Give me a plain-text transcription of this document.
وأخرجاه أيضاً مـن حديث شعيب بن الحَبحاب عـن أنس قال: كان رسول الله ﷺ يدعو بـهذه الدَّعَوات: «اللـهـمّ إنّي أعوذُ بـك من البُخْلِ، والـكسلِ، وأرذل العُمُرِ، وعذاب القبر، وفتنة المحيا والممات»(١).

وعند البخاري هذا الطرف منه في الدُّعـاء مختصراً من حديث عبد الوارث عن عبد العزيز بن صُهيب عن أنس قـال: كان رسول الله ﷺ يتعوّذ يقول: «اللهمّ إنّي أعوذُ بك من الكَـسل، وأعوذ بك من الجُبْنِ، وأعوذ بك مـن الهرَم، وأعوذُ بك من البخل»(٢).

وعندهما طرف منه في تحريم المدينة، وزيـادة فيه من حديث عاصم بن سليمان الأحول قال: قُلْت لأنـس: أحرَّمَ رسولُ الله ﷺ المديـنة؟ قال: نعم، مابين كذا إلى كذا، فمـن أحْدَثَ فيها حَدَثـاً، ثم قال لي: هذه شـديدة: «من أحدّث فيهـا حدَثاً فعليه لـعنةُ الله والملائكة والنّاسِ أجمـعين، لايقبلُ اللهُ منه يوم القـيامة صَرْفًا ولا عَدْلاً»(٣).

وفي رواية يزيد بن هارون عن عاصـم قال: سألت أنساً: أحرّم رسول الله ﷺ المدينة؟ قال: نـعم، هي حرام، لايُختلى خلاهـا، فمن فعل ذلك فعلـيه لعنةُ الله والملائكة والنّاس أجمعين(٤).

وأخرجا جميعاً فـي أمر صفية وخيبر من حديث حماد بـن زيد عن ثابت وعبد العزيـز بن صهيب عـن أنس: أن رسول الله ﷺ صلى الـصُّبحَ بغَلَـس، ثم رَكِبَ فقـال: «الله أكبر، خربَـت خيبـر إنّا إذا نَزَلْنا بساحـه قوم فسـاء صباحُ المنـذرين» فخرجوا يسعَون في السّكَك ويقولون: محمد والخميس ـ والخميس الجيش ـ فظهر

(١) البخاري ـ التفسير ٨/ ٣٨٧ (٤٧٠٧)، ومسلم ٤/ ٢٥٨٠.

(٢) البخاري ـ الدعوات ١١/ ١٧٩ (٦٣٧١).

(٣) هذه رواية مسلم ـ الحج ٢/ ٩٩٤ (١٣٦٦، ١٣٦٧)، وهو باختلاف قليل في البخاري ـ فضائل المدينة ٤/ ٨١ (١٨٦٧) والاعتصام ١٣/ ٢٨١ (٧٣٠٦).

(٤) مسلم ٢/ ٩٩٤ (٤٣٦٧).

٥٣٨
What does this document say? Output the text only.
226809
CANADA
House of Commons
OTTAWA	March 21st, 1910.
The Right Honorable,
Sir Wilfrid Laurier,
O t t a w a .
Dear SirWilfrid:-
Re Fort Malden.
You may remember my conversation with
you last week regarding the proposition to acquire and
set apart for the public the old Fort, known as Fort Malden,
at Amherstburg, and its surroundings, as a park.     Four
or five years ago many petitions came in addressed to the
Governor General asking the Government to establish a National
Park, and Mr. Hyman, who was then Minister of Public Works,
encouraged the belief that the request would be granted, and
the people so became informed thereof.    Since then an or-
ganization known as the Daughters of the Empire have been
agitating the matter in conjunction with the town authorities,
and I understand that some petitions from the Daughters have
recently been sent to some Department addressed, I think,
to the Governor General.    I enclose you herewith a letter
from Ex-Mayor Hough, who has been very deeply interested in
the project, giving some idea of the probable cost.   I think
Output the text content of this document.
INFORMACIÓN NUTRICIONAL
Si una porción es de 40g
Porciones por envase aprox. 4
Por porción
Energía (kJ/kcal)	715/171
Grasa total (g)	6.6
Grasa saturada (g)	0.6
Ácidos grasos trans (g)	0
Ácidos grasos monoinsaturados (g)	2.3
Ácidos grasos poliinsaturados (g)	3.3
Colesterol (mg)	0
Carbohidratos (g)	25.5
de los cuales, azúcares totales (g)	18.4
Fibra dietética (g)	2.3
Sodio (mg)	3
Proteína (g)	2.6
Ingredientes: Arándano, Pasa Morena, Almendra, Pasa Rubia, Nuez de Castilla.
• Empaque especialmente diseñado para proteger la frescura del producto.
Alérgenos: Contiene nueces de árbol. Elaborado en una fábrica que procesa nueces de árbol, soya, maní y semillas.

======

Print every entry exactly as it appears.

▶ [OUTPUT OF THE TASK]:
Give me a plain-text transcription of this document.
وأخرجاه أيضاً مـن حديث شعيب بن الحَبحاب عـن أنس قال: كان رسول الله ﷺ يدعو بـهذه الدَّعَوات: «اللـهـمّ إنّي أعوذُ بـك من البُخْلِ، والـكسلِ، وأرذل العُمُرِ، وعذاب القبر، وفتنة المحيا والممات»(١).

وعند البخاري هذا الطرف منه في الدُّعـاء مختصراً من حديث عبد الوارث عن عبد العزيز بن صُهيب عن أنس قـال: كان رسول الله ﷺ يتعوّذ يقول: «اللهمّ إنّي أعوذُ بك من الكَـسل، وأعوذ بك من الجُبْنِ، وأعوذ بك مـن الهرَم، وأعوذُ بك من البخل»(٢).

وعندهما طرف منه في تحريم المدينة، وزيـادة فيه من حديث عاصم بن سليمان الأحول قال: قُلْت لأنـس: أحرَّمَ رسولُ الله ﷺ المديـنة؟ قال: نعم، مابين كذا إلى كذا، فمـن أحْدَثَ فيها حَدَثـاً، ثم قال لي: هذه شـديدة: «من أحدّث فيهـا حدَثاً فعليه لـعنةُ الله والملائكة والنّاسِ أجمـعين، لايقبلُ اللهُ منه يوم القـيامة صَرْفًا ولا عَدْلاً»(٣).

وفي رواية يزيد بن هارون عن عاصـم قال: سألت أنساً: أحرّم رسول الله ﷺ المدينة؟ قال: نـعم، هي حرام، لايُختلى خلاهـا، فمن فعل ذلك فعلـيه لعنةُ الله والملائكة والنّاس أجمعين(٤).

وأخرجا جميعاً فـي أمر صفية وخيبر من حديث حماد بـن زيد عن ثابت وعبد العزيـز بن صهيب عـن أنس: أن رسول الله ﷺ صلى الـصُّبحَ بغَلَـس، ثم رَكِبَ فقـال: «الله أكبر، خربَـت خيبـر إنّا إذا نَزَلْنا بساحـه قوم فسـاء صباحُ المنـذرين» فخرجوا يسعَون في السّكَك ويقولون: محمد والخميس ـ والخميس الجيش ـ فظهر

(١) البخاري ـ التفسير ٨/ ٣٨٧ (٤٧٠٧)، ومسلم ٤/ ٢٥٨٠.

(٢) البخاري ـ الدعوات ١١/ ١٧٩ (٦٣٧١).

(٣) هذه رواية مسلم ـ الحج ٢/ ٩٩٤ (١٣٦٦، ١٣٦٧)، وهو باختلاف قليل في البخاري ـ فضائل المدينة ٤/ ٨١ (١٨٦٧) والاعتصام ١٣/ ٢٨١ (٧٣٠٦).

(٤) مسلم ٢/ ٩٩٤ (٤٣٦٧).

٥٣٨
What does this document say? Output the text only.
226809
CANADA
House of Commons
OTTAWA	March 21st, 1910.
The Right Honorable,
Sir Wilfrid Laurier,
O t t a w a .
Dear SirWilfrid:-
Re Fort Malden.
You may remember my conversation with
you last week regarding the proposition to acquire and
set apart for the public the old Fort, known as Fort Malden,
at Amherstburg, and its surroundings, as a park.     Four
or five years ago many petitions came in addressed to the
Governor General asking the Government to establish a National
Park, and Mr. Hyman, who was then Minister of Public Works,
encouraged the belief that the request would be granted, and
the people so became informed thereof.    Since then an or-
ganization known as the Daughters of the Empire have been
agitating the matter in conjunction with the town authorities,
and I understand that some petitions from the Daughters have
recently been sent to some Department addressed, I think,
to the Governor General.    I enclose you herewith a letter
from Ex-Mayor Hough, who has been very deeply interested in
the project, giving some idea of the probable cost.   I think
Output the text content of this document.
INFORMACIÓN NUTRICIONAL
Si una porción es de 40g
Porciones por envase aprox. 4
Por porción
Energía (kJ/kcal)	715/171
Grasa total (g)	6.6
Grasa saturada (g)	0.6
Ácidos grasos trans (g)	0
Ácidos grasos monoinsaturados (g)	2.3
Ácidos grasos poliinsaturados (g)	3.3
Colesterol (mg)	0
Carbohidratos (g)	25.5
de los cuales, azúcares totales (g)	18.4
Fibra dietética (g)	2.3
Sodio (mg)	3
Proteína (g)	2.6
Ingredientes: Arándano, Pasa Morena, Almendra, Pasa Rubia, Nuez de Castilla.
• Empaque especialmente diseñado para proteger la frescura del producto.
Alérgenos: Contiene nueces de árbol. Elaborado en una fábrica que procesa nueces de árbol, soya, maní y semillas.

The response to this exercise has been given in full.